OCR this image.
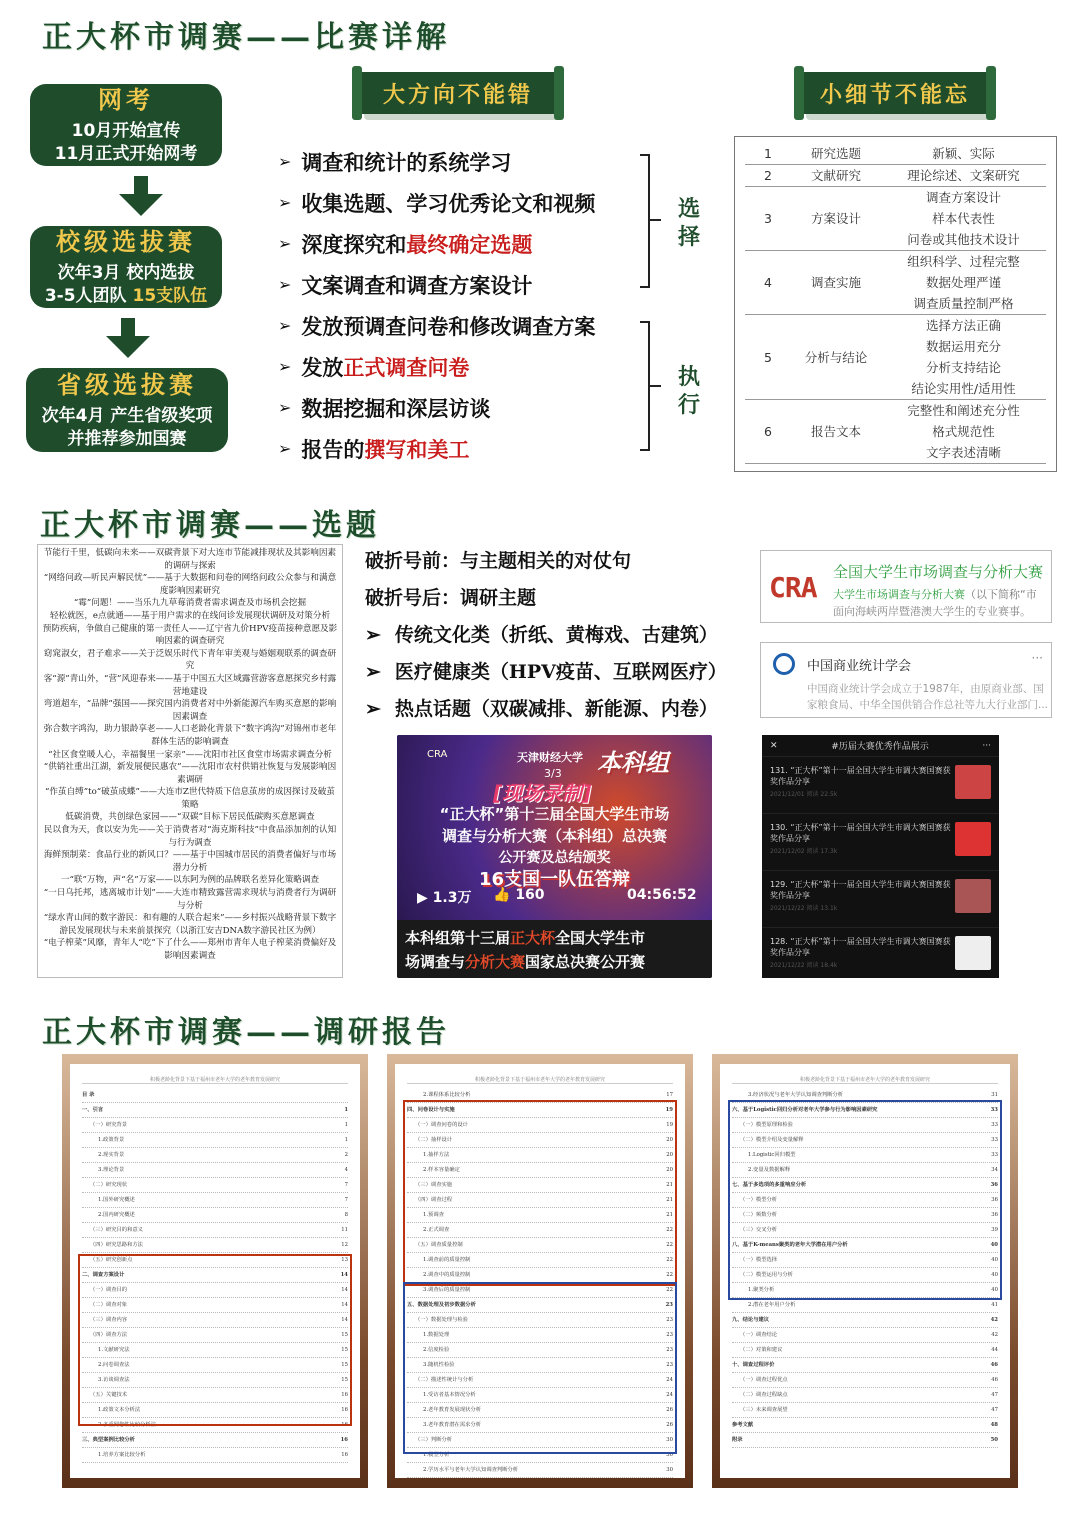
正大杯市调赛——比赛详解
网考
10月开始宣传
11月正式开始网考
校级选拔赛
次年3月 校内选拔
3-5人团队 15支队伍
省级选拔赛
次年4月 产生省级奖项
并推荐参加国赛
大方向不能错	小细节不能忘
➢ 调查和统计的系统学习
➢ 收集选题、学习优秀论文和视频
➢ 深度探究和 最终确定选题
➢ 文案调查和调查方案设计
➢ 发放预调查问卷和修改调查方案
➢ 发放 正式调查问卷
➢ 数据挖掘和深层访谈
➢ 报告的 撰写和美工
选择
执行
1	研究选题	新颖、实际
2	文献研究	理论综述、文案研究
3	方案设计	调查方案设计
		样本代表性
		问卷或其他技术设计
4	调查实施	组织科学、过程完整
		数据处理严谨
		调查质量控制严格
5	分析与结论	选择方法正确
		数据运用充分
		分析支持结论
		结论实用性/适用性
6	报告文本	完整性和阐述充分性
		格式规范性
		文字表述清晰
正大杯市调赛——选题
节能行千里，低碳向未来——双碳背景下对大连市节能减排现状及其影响因素的调研与探索
“网络问政—听民声解民忧”——基于大数据和问卷的网络问政公众参与和满意度影响因素研究
“霉”问题！——当乐九九草莓消费者需求调查及市场机会挖掘
轻松就医，e点就通——基于用户需求的在线问诊发展现状调研及对策分析
预防疾病，争做自己健康的第一责任人——辽宁省九价HPV疫苗接种意愿及影响因素的调查研究
窈窕淑女，君子难求——关于泛娱乐时代下青年审美观与婚姻观联系的调查研究
客“源”青山外，“营”风迎春来——基于中国五大区域露营游客意愿探究乡村露营地建设
弯道超车，“品牌”强国——探究国内消费者对中外新能源汽车购买意愿的影响因素调查
弥合数字鸿沟，助力银龄享老——人口老龄化背景下“数字鸿沟”对锦州市老年群体生活的影响调查
“社区食堂暖人心，幸福餐里一家亲”——沈阳市社区食堂市场需求调查分析
“供销社重出江湖，新发展便民惠农”——沈阳市农村供销社恢复与发展影响因素调研
“作茧自缚”to“破茧成蝶”——大连市Z世代特质下信息茧房的成因探讨及破茧策略
低碳消费，共创绿色家园——“双碳”目标下居民低碳购买意愿调查
民以食为天，食以安为先——关于消费者对“海克斯科技”中食品添加剂的认知与行为调查
海鲜预制菜：食品行业的新风口？——基于中国城市居民的消费者偏好与市场潜力分析
一“联”万物，声“名”万家——以东阿为例的品牌联名差异化策略调查
“一日乌托邦，逃离城市计划”——大连市精致露营需求现状与消费者行为调研与分析
“绿水青山间的数字游民：和有趣的人联合起来”——乡村振兴战略背景下数字游民发展现状与未来前景探究（以浙江安吉DNA数字游民社区为例）
“电子榨菜”风靡，青年人“吃”下了什么——郑州市青年人电子榨菜消费偏好及影响因素调查
破折号前：与主题相关的对仗句
破折号后：调研主题
➢ 传统文化类（折纸、黄梅戏、古建筑）
➢ 医疗健康类（HPV疫苗、互联网医疗）
➢ 热点话题（双碳减排、新能源、内卷）
CRA 全国大学生市场调查与分析大赛
大学生市场调查与分析大赛（以下简称“市
面向海峡两岸暨港澳大学生的专业赛事。
中国商业统计学会
···
中国商业统计学会成立于1987年，由原商业部、国
家粮食局、中华全国供销合作总社等九大行业部门...
CRA	天津财经大学 本科组
[现场录制]
3/3
“正大杯”第十三届全国大学生市场
调查与分析大赛（本科组）总决赛
公开赛及总结颁奖
16支国一队伍答辩
▶ 1.3万 👍 160	04:56:52
本科组第十三届正大杯全国大学生市
场调查与分析大赛国家总决赛公开赛
✕	#历届大赛优秀作品展示	···
131. “正大杯”第十一届全国大学生市调大赛国赛获奖作品分享
2021/12/01 阅读 22.5k
130. “正大杯”第十一届全国大学生市调大赛国赛获奖作品分享
2021/12/02 阅读 17.3k
129. “正大杯”第十一届全国大学生市调大赛国赛获奖作品分享
2021/12/22 阅读 13.1k
128. “正大杯”第十一届全国大学生市调大赛国赛获奖作品分享
2021/12/22 阅读 18.4k
正大杯市调赛——调研报告
积极老龄化背景下基于福州市老年大学的老年教育发展研究
目 录
一、引言	1
（一）研究背景	1
1.政策背景	1
2.现实背景	2
3.理论背景	4
（二）研究现状	7
1.国外研究概述	7
2.国内研究概述	8
（三）研究目的和意义	11
（四）研究思路和方法	12
（五）研究创新点	13
二、调查方案设计	14
（一）调查目的	14
（二）调查对象	14
（三）调查内容	14
（四）调查方法	15
1.文献研究法	15
2.问卷调查法	15
3.访谈调查法	15
（五）关键技术	16
1.政策文本分析法	16
2.多重网您性比较分析法	16
三、典型案例比较分析	16
1.培养方案比较分析	16
积极老龄化背景下基于福州市老年大学的老年教育发展研究
2.课程体系比较分析	17
四、问卷设计与实施	19
（一）调查问卷的设计	19
（二）抽样设计	20
1.抽样方法	20
2.样本容量确定	20
（三）调查实施	21
（四）调查过程	21
1.预调查	21
2.正式调查	22
（五）调查质量控制	22
1.调查前的质量控制	22
2.调查中的质量控制	22
3.调查后的质量控制	22
五、数据处理及初步数据分析	23
（一）数据处理与检验	23
1.数据处理	23
2.信度检验	23
3.随机性检验	23
（二）描述性统计与分析	24
1.受访者基本情况分析	24
2.老年教育发展现状分析	26
3.老年教育潜在需求分析	26
（三）判断分析	30
1.模型分析	30
2.学历水平与老年大学认知调查判断分析	30
积极老龄化背景下基于福州市老年大学的老年教育发展研究
3.经济状况与老年大学认知调查判断分析	31
六、基于Logistic回归分析对老年大学参与行为影响因素研究	33
（一）模型原理和检验	33
（二）模型介绍及变量解释	33
1.Logistic回归模型	33
2.变量及数据解释	34
七、基于多选项的多重响应分析	36
（一）模型分析	36
（二）频数分析	36
（三）交叉分析	39
八、基于K-means聚类的老年大学潜在用户分析	40
（一）模型选择	40
（二）模型运用与分析	40
1.聚类分析	40
2.潜在老年用户分析	41
九、结论与建议	42
（一）调查结论	42
（二）对策和建议	44
十、调查过程评价	46
（一）调查过程优点	46
（二）调查过程缺点	47
（三）未来调查展望	47
参考文献	48
附录	50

Work instructions: Without including any pictures, print all of the material exactly as given.

Reply to the task:
OCR this image.
正大杯市调赛——比赛详解
网考
10月开始宣传
11月正式开始网考
校级选拔赛
次年3月 校内选拔
3-5人团队 15支队伍
省级选拔赛
次年4月 产生省级奖项
并推荐参加国赛
大方向不能错	小细节不能忘
➢ 调查和统计的系统学习
➢ 收集选题、学习优秀论文和视频
➢ 深度探究和 最终确定选题
➢ 文案调查和调查方案设计
➢ 发放预调查问卷和修改调查方案
➢ 发放 正式调查问卷
➢ 数据挖掘和深层访谈
➢ 报告的 撰写和美工
选择
执行
1	研究选题	新颖、实际
2	文献研究	理论综述、文案研究
3	方案设计	调查方案设计
		样本代表性
		问卷或其他技术设计
4	调查实施	组织科学、过程完整
		数据处理严谨
		调查质量控制严格
5	分析与结论	选择方法正确
		数据运用充分
		分析支持结论
		结论实用性/适用性
6	报告文本	完整性和阐述充分性
		格式规范性
		文字表述清晰
正大杯市调赛——选题
节能行千里，低碳向未来——双碳背景下对大连市节能减排现状及其影响因素的调研与探索
“网络问政—听民声解民忧”——基于大数据和问卷的网络问政公众参与和满意度影响因素研究
“霉”问题！——当乐九九草莓消费者需求调查及市场机会挖掘
轻松就医，e点就通——基于用户需求的在线问诊发展现状调研及对策分析
预防疾病，争做自己健康的第一责任人——辽宁省九价HPV疫苗接种意愿及影响因素的调查研究
窈窕淑女，君子难求——关于泛娱乐时代下青年审美观与婚姻观联系的调查研究
客“源”青山外，“营”风迎春来——基于中国五大区域露营游客意愿探究乡村露营地建设
弯道超车，“品牌”强国——探究国内消费者对中外新能源汽车购买意愿的影响因素调查
弥合数字鸿沟，助力银龄享老——人口老龄化背景下“数字鸿沟”对锦州市老年群体生活的影响调查
“社区食堂暖人心，幸福餐里一家亲”——沈阳市社区食堂市场需求调查分析
“供销社重出江湖，新发展便民惠农”——沈阳市农村供销社恢复与发展影响因素调研
“作茧自缚”to“破茧成蝶”——大连市Z世代特质下信息茧房的成因探讨及破茧策略
低碳消费，共创绿色家园——“双碳”目标下居民低碳购买意愿调查
民以食为天，食以安为先——关于消费者对“海克斯科技”中食品添加剂的认知与行为调查
海鲜预制菜：食品行业的新风口？——基于中国城市居民的消费者偏好与市场潜力分析
一“联”万物，声“名”万家——以东阿为例的品牌联名差异化策略调查
“一日乌托邦，逃离城市计划”——大连市精致露营需求现状与消费者行为调研与分析
“绿水青山间的数字游民：和有趣的人联合起来”——乡村振兴战略背景下数字游民发展现状与未来前景探究（以浙江安吉DNA数字游民社区为例）
“电子榨菜”风靡，青年人“吃”下了什么——郑州市青年人电子榨菜消费偏好及影响因素调查
破折号前：与主题相关的对仗句
破折号后：调研主题
➢ 传统文化类（折纸、黄梅戏、古建筑）
➢ 医疗健康类（HPV疫苗、互联网医疗）
➢ 热点话题（双碳减排、新能源、内卷）
CRA 全国大学生市场调查与分析大赛
大学生市场调查与分析大赛（以下简称“市
面向海峡两岸暨港澳大学生的专业赛事。
中国商业统计学会
···
中国商业统计学会成立于1987年，由原商业部、国
家粮食局、中华全国供销合作总社等九大行业部门...
CRA	天津财经大学 本科组
[现场录制]
3/3
“正大杯”第十三届全国大学生市场
调查与分析大赛（本科组）总决赛
公开赛及总结颁奖
16支国一队伍答辩
▶ 1.3万 👍 160	04:56:52
本科组第十三届正大杯全国大学生市
场调查与分析大赛国家总决赛公开赛
✕	#历届大赛优秀作品展示	···
131. “正大杯”第十一届全国大学生市调大赛国赛获奖作品分享
2021/12/01 阅读 22.5k
130. “正大杯”第十一届全国大学生市调大赛国赛获奖作品分享
2021/12/02 阅读 17.3k
129. “正大杯”第十一届全国大学生市调大赛国赛获奖作品分享
2021/12/22 阅读 13.1k
128. “正大杯”第十一届全国大学生市调大赛国赛获奖作品分享
2021/12/22 阅读 18.4k
正大杯市调赛——调研报告
积极老龄化背景下基于福州市老年大学的老年教育发展研究
目 录
一、引言	1
（一）研究背景	1
1.政策背景	1
2.现实背景	2
3.理论背景	4
（二）研究现状	7
1.国外研究概述	7
2.国内研究概述	8
（三）研究目的和意义	11
（四）研究思路和方法	12
（五）研究创新点	13
二、调查方案设计	14
（一）调查目的	14
（二）调查对象	14
（三）调查内容	14
（四）调查方法	15
1.文献研究法	15
2.问卷调查法	15
3.访谈调查法	15
（五）关键技术	16
1.政策文本分析法	16
2.多重网您性比较分析法	16
三、典型案例比较分析	16
1.培养方案比较分析	16
积极老龄化背景下基于福州市老年大学的老年教育发展研究
2.课程体系比较分析	17
四、问卷设计与实施	19
（一）调查问卷的设计	19
（二）抽样设计	20
1.抽样方法	20
2.样本容量确定	20
（三）调查实施	21
（四）调查过程	21
1.预调查	21
2.正式调查	22
（五）调查质量控制	22
1.调查前的质量控制	22
2.调查中的质量控制	22
3.调查后的质量控制	22
五、数据处理及初步数据分析	23
（一）数据处理与检验	23
1.数据处理	23
2.信度检验	23
3.随机性检验	23
（二）描述性统计与分析	24
1.受访者基本情况分析	24
2.老年教育发展现状分析	26
3.老年教育潜在需求分析	26
（三）判断分析	30
1.模型分析	30
2.学历水平与老年大学认知调查判断分析	30
积极老龄化背景下基于福州市老年大学的老年教育发展研究
3.经济状况与老年大学认知调查判断分析	31
六、基于Logistic回归分析对老年大学参与行为影响因素研究	33
（一）模型原理和检验	33
（二）模型介绍及变量解释	33
1.Logistic回归模型	33
2.变量及数据解释	34
七、基于多选项的多重响应分析	36
（一）模型分析	36
（二）频数分析	36
（三）交叉分析	39
八、基于K-means聚类的老年大学潜在用户分析	40
（一）模型选择	40
（二）模型运用与分析	40
1.聚类分析	40
2.潜在老年用户分析	41
九、结论与建议	42
（一）调查结论	42
（二）对策和建议	44
十、调查过程评价	46
（一）调查过程优点	46
（二）调查过程缺点	47
（三）未来调查展望	47
参考文献	48
附录	50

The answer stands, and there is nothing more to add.